● DATA SECTION:
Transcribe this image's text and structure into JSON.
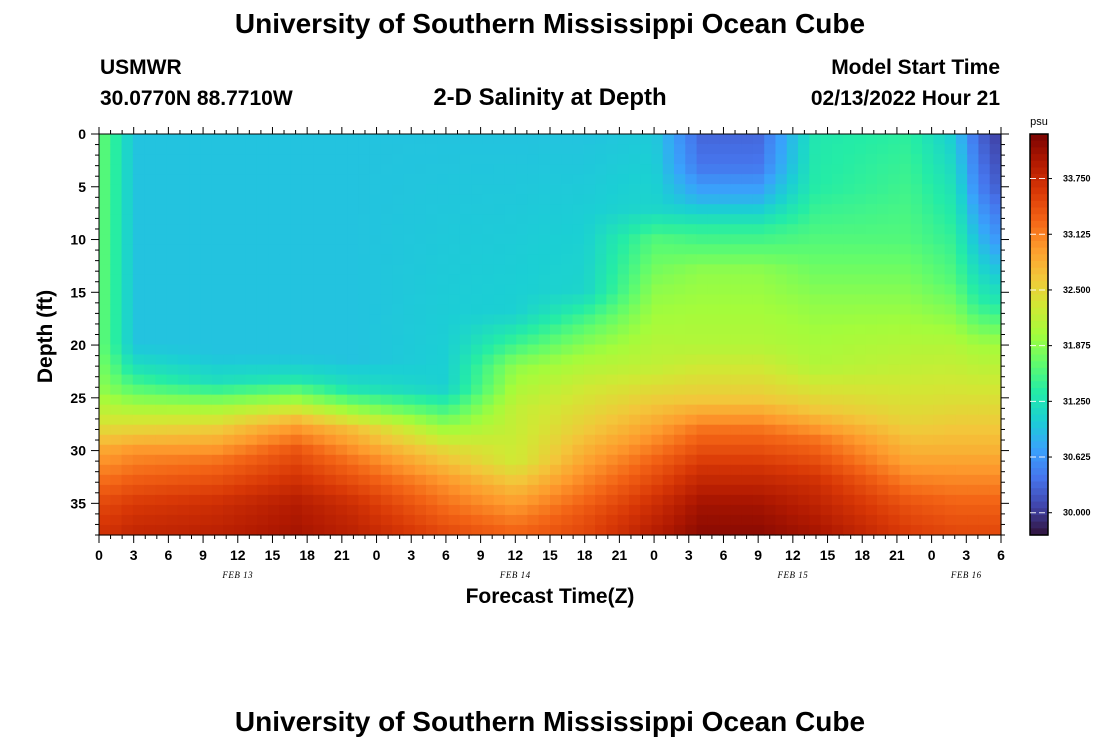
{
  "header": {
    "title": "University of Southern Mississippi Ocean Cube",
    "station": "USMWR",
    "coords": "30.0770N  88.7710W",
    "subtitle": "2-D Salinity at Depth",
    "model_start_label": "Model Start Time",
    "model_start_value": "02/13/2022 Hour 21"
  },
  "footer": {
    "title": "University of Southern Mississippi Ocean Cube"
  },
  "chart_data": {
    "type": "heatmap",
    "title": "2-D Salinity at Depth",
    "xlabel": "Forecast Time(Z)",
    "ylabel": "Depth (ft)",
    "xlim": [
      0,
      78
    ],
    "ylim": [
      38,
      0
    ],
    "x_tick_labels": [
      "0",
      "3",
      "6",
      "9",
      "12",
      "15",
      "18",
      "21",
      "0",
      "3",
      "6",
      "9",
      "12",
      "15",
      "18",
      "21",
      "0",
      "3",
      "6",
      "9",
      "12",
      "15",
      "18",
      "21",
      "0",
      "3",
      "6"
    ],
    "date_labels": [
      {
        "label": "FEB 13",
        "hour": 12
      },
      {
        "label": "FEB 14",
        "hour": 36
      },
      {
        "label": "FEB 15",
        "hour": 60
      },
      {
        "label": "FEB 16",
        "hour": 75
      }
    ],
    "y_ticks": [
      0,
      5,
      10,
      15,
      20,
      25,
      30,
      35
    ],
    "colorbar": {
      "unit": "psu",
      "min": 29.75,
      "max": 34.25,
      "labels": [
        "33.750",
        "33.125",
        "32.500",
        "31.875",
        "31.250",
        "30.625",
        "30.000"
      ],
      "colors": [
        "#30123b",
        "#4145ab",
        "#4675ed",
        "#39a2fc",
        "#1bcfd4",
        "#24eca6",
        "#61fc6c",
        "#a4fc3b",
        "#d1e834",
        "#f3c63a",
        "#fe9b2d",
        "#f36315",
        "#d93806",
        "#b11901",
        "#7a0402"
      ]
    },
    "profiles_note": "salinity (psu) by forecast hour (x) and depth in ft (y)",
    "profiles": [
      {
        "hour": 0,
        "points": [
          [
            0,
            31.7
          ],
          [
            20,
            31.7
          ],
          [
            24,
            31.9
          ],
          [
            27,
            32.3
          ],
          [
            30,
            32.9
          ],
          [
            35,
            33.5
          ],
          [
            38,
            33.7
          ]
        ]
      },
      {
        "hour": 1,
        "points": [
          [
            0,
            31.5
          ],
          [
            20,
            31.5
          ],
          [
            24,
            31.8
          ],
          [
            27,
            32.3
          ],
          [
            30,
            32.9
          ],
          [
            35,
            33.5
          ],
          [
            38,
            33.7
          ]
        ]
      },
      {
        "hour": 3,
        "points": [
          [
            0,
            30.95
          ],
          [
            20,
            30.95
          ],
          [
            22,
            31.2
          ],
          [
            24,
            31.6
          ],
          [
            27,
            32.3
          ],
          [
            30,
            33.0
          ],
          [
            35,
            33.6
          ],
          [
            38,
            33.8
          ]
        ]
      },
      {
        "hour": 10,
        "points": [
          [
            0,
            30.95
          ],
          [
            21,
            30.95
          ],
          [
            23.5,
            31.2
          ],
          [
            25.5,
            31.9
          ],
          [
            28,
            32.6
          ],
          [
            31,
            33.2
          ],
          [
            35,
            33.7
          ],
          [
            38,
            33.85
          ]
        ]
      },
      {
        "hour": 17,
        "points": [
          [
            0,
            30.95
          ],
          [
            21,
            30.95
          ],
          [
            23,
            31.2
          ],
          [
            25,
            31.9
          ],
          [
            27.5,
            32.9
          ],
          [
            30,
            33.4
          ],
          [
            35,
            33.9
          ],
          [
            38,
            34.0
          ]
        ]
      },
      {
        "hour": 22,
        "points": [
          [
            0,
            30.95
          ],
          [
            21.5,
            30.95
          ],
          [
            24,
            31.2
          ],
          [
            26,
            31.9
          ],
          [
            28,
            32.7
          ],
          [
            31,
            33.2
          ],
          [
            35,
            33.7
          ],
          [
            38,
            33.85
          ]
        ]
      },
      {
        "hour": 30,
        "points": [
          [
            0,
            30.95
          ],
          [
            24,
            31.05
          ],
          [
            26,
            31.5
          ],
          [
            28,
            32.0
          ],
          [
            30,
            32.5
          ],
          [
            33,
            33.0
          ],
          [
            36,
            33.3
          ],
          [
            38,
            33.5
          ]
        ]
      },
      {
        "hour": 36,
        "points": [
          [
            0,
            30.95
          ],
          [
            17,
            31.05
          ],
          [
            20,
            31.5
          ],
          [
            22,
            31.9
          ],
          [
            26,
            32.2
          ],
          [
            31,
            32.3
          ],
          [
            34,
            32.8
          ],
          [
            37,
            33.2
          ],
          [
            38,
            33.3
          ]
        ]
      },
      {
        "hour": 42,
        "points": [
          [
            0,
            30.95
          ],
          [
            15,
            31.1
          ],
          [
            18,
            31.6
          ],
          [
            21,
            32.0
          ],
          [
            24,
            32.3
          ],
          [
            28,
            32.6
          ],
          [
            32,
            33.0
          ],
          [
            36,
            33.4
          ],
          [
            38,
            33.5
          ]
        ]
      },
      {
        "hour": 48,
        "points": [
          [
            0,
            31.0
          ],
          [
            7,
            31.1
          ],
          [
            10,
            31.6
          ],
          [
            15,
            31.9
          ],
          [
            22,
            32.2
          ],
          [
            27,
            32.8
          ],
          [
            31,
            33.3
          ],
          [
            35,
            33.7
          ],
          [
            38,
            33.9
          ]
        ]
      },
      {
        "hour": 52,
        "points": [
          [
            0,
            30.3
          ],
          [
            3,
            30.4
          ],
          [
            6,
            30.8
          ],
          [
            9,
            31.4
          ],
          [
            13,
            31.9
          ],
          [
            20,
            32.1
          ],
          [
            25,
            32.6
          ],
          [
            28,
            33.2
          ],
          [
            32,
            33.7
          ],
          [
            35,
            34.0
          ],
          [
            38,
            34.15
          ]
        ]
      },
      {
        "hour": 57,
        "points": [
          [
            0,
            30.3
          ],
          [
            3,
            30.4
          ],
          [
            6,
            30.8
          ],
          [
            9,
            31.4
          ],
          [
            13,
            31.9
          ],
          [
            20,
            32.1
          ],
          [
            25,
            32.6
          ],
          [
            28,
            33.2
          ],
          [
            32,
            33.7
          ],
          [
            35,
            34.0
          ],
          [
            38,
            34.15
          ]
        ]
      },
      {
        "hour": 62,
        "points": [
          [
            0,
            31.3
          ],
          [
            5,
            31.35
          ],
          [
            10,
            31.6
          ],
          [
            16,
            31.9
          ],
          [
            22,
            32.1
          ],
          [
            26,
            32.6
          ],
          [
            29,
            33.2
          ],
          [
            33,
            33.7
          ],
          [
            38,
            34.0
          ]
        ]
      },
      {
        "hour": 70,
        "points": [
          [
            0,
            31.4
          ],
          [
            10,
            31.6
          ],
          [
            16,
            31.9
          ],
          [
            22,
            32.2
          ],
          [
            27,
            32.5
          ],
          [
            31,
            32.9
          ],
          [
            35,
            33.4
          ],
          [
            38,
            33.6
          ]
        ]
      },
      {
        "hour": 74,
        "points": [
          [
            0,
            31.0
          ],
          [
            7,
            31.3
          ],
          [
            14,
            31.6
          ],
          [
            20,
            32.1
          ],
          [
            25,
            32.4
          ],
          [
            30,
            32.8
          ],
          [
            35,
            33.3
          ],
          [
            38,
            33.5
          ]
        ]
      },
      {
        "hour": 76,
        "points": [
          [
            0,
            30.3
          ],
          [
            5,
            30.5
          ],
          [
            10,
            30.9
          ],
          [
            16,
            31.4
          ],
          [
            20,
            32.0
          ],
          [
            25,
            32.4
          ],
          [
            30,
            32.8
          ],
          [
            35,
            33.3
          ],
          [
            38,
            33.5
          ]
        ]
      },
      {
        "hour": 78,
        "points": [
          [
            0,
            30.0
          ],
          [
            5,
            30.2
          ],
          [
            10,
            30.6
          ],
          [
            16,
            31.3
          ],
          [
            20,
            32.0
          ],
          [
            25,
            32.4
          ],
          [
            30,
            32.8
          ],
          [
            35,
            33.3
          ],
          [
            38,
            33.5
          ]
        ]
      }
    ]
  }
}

● WRITTEN INSTRUCTION: Take every line above carrying "Cube" and return it.

● ANSWER TO THE PROBLEM:
    "title": "University of Southern Mississippi Ocean Cube",
    "title": "University of Southern Mississippi Ocean Cube"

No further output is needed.